§ Records for processing
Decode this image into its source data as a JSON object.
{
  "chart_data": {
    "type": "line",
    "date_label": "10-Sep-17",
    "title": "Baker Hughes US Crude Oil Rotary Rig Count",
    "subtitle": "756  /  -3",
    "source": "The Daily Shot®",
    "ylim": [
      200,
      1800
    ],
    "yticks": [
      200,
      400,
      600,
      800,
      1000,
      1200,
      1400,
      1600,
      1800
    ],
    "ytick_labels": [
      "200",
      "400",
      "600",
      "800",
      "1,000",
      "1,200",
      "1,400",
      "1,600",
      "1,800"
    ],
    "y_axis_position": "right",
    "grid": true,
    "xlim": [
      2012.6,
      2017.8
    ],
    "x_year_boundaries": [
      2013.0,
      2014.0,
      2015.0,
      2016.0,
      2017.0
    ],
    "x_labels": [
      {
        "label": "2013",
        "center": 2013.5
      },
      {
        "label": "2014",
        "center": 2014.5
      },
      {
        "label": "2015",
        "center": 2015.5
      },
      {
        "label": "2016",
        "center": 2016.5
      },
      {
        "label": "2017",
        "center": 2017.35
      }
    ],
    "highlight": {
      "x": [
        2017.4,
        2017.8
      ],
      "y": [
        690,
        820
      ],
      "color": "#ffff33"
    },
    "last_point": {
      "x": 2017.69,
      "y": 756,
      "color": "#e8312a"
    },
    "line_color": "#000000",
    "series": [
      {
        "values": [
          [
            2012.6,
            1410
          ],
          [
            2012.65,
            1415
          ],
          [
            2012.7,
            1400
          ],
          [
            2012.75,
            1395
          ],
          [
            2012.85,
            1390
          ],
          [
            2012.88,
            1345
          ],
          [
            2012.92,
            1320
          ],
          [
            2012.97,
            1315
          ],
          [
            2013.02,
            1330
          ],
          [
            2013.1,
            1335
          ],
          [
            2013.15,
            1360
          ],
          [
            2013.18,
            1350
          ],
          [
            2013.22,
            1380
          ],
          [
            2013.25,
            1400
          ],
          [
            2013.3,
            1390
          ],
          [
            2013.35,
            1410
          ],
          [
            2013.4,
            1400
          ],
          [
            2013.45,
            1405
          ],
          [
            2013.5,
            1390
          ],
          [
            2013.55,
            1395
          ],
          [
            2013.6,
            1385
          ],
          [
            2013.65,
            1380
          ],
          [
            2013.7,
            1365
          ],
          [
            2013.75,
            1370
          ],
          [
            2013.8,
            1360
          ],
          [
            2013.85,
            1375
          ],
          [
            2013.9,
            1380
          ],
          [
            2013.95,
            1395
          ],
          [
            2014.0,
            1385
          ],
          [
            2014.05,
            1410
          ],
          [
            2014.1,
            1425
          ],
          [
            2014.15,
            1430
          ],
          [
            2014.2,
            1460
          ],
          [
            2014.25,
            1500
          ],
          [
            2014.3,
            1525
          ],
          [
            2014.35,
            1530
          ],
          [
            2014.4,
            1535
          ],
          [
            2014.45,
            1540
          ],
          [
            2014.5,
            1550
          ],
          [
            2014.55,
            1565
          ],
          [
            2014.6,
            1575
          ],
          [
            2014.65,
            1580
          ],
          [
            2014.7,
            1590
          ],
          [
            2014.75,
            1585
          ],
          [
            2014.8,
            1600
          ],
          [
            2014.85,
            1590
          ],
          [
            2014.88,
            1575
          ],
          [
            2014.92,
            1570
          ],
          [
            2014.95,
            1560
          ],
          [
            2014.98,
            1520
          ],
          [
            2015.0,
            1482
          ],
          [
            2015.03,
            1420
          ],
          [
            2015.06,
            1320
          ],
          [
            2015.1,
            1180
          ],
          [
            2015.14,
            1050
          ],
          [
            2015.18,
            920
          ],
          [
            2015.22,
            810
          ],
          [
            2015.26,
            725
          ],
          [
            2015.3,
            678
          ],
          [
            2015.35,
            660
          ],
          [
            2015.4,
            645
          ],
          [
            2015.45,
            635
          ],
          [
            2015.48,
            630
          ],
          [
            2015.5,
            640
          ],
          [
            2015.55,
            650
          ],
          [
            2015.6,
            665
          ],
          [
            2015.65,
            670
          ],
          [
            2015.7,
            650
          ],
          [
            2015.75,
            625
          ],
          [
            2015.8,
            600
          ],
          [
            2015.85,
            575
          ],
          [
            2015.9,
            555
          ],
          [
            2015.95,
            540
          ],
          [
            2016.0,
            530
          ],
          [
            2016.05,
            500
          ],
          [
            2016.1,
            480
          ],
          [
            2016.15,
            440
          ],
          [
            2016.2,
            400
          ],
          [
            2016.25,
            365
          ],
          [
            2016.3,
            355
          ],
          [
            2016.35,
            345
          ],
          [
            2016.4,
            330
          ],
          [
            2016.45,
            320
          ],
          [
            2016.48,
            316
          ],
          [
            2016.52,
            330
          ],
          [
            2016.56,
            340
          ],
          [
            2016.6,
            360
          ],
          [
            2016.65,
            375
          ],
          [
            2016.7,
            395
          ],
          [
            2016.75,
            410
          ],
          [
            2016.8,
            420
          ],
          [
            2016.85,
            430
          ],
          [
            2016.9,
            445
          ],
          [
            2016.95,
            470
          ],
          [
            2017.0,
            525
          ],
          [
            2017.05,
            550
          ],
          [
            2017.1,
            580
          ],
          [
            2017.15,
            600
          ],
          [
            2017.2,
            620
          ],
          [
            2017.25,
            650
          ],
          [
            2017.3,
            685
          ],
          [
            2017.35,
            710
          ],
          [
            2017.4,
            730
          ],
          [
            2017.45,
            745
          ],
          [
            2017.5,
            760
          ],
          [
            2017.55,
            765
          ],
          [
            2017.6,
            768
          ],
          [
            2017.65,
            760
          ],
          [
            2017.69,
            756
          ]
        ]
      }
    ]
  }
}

§ Directions for this task
Copy out the lines in which the string "center" appears.

§ Solution below
        "center": 2013.5
        "center": 2014.5
        "center": 2015.5
        "center": 2016.5
        "center": 2017.35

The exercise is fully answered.